Show each line of the data that contains the string "console", copied in full.

╔══

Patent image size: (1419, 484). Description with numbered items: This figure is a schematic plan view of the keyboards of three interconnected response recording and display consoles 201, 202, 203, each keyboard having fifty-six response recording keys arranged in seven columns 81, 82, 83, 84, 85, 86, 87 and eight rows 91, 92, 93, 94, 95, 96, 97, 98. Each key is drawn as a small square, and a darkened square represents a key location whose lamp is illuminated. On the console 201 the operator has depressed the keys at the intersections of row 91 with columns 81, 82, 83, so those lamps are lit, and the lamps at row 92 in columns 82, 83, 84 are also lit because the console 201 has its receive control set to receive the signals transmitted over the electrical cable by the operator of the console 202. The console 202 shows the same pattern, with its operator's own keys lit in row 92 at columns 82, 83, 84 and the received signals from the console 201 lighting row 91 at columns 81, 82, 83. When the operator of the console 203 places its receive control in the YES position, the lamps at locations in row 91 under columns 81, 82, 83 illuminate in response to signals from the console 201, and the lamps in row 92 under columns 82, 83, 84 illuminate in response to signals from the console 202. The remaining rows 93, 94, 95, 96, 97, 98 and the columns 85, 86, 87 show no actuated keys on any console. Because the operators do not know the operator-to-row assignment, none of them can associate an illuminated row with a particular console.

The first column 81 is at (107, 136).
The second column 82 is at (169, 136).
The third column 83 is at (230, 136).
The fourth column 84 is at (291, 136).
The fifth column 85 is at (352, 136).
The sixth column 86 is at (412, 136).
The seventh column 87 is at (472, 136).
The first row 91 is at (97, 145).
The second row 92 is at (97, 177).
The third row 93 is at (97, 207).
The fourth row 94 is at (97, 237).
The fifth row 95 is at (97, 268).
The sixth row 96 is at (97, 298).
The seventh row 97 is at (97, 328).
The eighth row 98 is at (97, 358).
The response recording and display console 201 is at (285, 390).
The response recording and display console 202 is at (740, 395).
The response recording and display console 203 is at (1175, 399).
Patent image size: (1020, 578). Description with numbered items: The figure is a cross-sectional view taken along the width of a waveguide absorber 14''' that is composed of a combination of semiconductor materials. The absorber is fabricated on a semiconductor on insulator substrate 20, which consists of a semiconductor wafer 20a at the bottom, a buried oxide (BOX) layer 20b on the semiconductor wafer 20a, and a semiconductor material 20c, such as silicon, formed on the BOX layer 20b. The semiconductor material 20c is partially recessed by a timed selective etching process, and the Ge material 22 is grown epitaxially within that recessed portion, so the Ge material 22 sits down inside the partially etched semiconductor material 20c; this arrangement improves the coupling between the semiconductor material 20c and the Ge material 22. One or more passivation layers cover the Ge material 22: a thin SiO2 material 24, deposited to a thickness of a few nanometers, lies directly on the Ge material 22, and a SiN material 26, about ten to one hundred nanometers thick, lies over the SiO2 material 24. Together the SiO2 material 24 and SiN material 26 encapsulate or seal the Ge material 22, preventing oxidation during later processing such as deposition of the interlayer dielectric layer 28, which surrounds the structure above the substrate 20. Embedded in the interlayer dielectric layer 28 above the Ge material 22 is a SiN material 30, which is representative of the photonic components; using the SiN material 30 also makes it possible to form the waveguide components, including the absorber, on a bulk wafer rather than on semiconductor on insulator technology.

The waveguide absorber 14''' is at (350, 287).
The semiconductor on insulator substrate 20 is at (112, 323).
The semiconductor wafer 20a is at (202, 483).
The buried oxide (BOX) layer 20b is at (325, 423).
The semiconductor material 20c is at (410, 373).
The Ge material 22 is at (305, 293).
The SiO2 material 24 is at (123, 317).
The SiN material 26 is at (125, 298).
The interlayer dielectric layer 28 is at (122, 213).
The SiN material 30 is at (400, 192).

╚══

### [Full answer]
Patent image size: (1419, 484). Description with numbered items: This figure is a schematic plan view of the keyboards of three interconnected response recording and display consoles 201, 202, 203, each keyboard having fifty-six response recording keys arranged in seven columns 81, 82, 83, 84, 85, 86, 87 and eight rows 91, 92, 93, 94, 95, 96, 97, 98. Each key is drawn as a small square, and a darkened square represents a key location whose lamp is illuminated. On the console 201 the operator has depressed the keys at the intersections of row 91 with columns 81, 82, 83, so those lamps are lit, and the lamps at row 92 in columns 82, 83, 84 are also lit because the console 201 has its receive control set to receive the signals transmitted over the electrical cable by the operator of the console 202. The console 202 shows the same pattern, with its operator's own keys lit in row 92 at columns 82, 83, 84 and the received signals from the console 201 lighting row 91 at columns 81, 82, 83. When the operator of the console 203 places its receive control in the YES position, the lamps at locations in row 91 under columns 81, 82, 83 illuminate in response to signals from the console 201, and the lamps in row 92 under columns 82, 83, 84 illuminate in response to signals from the console 202. The remaining rows 93, 94, 95, 96, 97, 98 and the columns 85, 86, 87 show no actuated keys on any console. Because the operators do not know the operator-to-row assignment, none of them can associate an illuminated row with a particular console.
The response recording and display console 201 is at (285, 390).
The response recording and display console 202 is at (740, 395).
The response recording and display console 203 is at (1175, 399).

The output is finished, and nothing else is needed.